start DATA

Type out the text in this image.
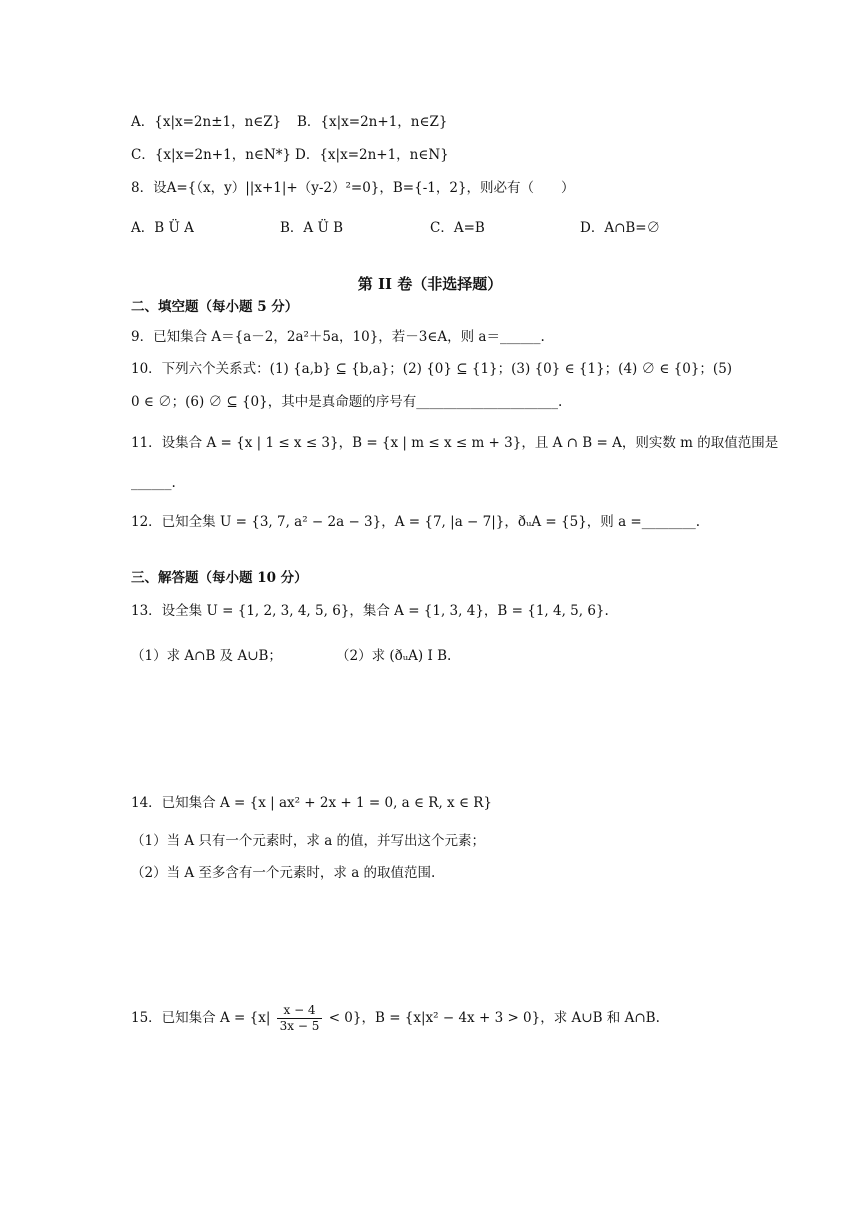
A．{x|x=2n±1，n∈Z} B．{x|x=2n+1，n∈Z}
C．{x|x=2n+1，n∈N*} D．{x|x=2n+1，n∈N}
8．设A={（x，y）||x+1|+（y-2）²=0}，B={-1，2}，则必有（　　）
A．B Ü A	B．A Ü B	C．A=B	D．A∩B=∅
第 II 卷（非选择题）
二、填空题（每小题 5 分）
9．已知集合 A＝{a－2，2a²＋5a，10}，若－3∈A，则 a＝______.
10．下列六个关系式：(1) {a,b} ⊆ {b,a}；(2) {0} ⊆ {1}；(3) {0} ∈ {1}；(4) ∅ ∈ {0}；(5)
0 ∈ ∅；(6) ∅ ⊆ {0}，其中是真命题的序号有_____________________.
11．设集合 A = {x | 1 ≤ x ≤ 3}，B = {x | m ≤ x ≤ m + 3}，且 A ∩ B = A，则实数 m 的取值范围是
______.
12．已知全集 U = {3, 7, a² − 2a − 3}，A = {7, |a − 7|}，ðᵤA = {5}，则 a =________.
三、解答题（每小题 10 分）
13．设全集 U = {1, 2, 3, 4, 5, 6}，集合 A = {1, 3, 4}，B = {1, 4, 5, 6}.
（1）求 A∩B 及 A∪B；	（2）求 (ðᵤA) I B.
14．已知集合 A = {x | ax² + 2x + 1 = 0, a ∈ R, x ∈ R}
（1）当 A 只有一个元素时，求 a 的值，并写出这个元素；
（2）当 A 至多含有一个元素时，求 a 的取值范围.
15．已知集合 $A = \{x| \frac{x - 4}{3x - 5} < 0\}$，B = {x|x² − 4x + 3 > 0}，求 A∪B 和 A∩B.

end DATA

Pick out every line holding the string "已知集合" and return it.

**WORKED ANSWER:**
9．已知集合 A＝{a－2，2a²＋5a，10}，若－3∈A，则 a＝______.
14．已知集合 A = {x | ax² + 2x + 1 = 0, a ∈ R, x ∈ R}
15．已知集合 $A = \{x| \frac{x - 4}{3x - 5} < 0\}$，B = {x|x² − 4x + 3 > 0}，求 A∪B 和 A∩B.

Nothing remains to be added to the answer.